**Written task**
Return the records, each one exactly as written.

────────────────────

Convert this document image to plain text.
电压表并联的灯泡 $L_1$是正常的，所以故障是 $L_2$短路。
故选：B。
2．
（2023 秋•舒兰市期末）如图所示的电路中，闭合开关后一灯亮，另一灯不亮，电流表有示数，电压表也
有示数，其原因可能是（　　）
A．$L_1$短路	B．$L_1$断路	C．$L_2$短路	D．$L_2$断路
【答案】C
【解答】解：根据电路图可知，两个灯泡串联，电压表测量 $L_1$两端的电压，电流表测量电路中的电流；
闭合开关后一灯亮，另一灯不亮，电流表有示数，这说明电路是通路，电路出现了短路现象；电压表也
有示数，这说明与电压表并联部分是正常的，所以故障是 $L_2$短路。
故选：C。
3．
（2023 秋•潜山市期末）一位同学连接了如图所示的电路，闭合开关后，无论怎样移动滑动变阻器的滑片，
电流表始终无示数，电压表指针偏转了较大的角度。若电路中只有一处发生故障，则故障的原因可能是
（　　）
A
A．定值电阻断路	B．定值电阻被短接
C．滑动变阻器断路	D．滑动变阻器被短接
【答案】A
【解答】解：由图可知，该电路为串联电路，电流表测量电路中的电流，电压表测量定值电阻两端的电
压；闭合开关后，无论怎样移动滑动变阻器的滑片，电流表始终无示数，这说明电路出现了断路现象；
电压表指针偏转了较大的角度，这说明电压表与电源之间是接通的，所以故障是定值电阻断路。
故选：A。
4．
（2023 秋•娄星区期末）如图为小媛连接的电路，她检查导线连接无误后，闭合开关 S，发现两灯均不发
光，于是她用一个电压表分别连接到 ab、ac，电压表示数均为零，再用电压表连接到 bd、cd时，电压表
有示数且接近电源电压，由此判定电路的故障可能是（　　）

────────────────────

**Finished exercise**
Convert this document image to plain text.
电压表并联的灯泡 $L_1$是正常的，所以故障是 $L_2$短路。
故选：B。
2．
（2023 秋•舒兰市期末）如图所示的电路中，闭合开关后一灯亮，另一灯不亮，电流表有示数，电压表也
有示数，其原因可能是（　　）
A．$L_1$短路	B．$L_1$断路	C．$L_2$短路	D．$L_2$断路
【答案】C
【解答】解：根据电路图可知，两个灯泡串联，电压表测量 $L_1$两端的电压，电流表测量电路中的电流；
闭合开关后一灯亮，另一灯不亮，电流表有示数，这说明电路是通路，电路出现了短路现象；电压表也
有示数，这说明与电压表并联部分是正常的，所以故障是 $L_2$短路。
故选：C。
3．
（2023 秋•潜山市期末）一位同学连接了如图所示的电路，闭合开关后，无论怎样移动滑动变阻器的滑片，
电流表始终无示数，电压表指针偏转了较大的角度。若电路中只有一处发生故障，则故障的原因可能是
（　　）
A
A．定值电阻断路	B．定值电阻被短接
C．滑动变阻器断路	D．滑动变阻器被短接
【答案】A
【解答】解：由图可知，该电路为串联电路，电流表测量电路中的电流，电压表测量定值电阻两端的电
压；闭合开关后，无论怎样移动滑动变阻器的滑片，电流表始终无示数，这说明电路出现了断路现象；
电压表指针偏转了较大的角度，这说明电压表与电源之间是接通的，所以故障是定值电阻断路。
故选：A。
4．
（2023 秋•娄星区期末）如图为小媛连接的电路，她检查导线连接无误后，闭合开关 S，发现两灯均不发
光，于是她用一个电压表分别连接到 ab、ac，电压表示数均为零，再用电压表连接到 bd、cd时，电压表
有示数且接近电源电压，由此判定电路的故障可能是（　　）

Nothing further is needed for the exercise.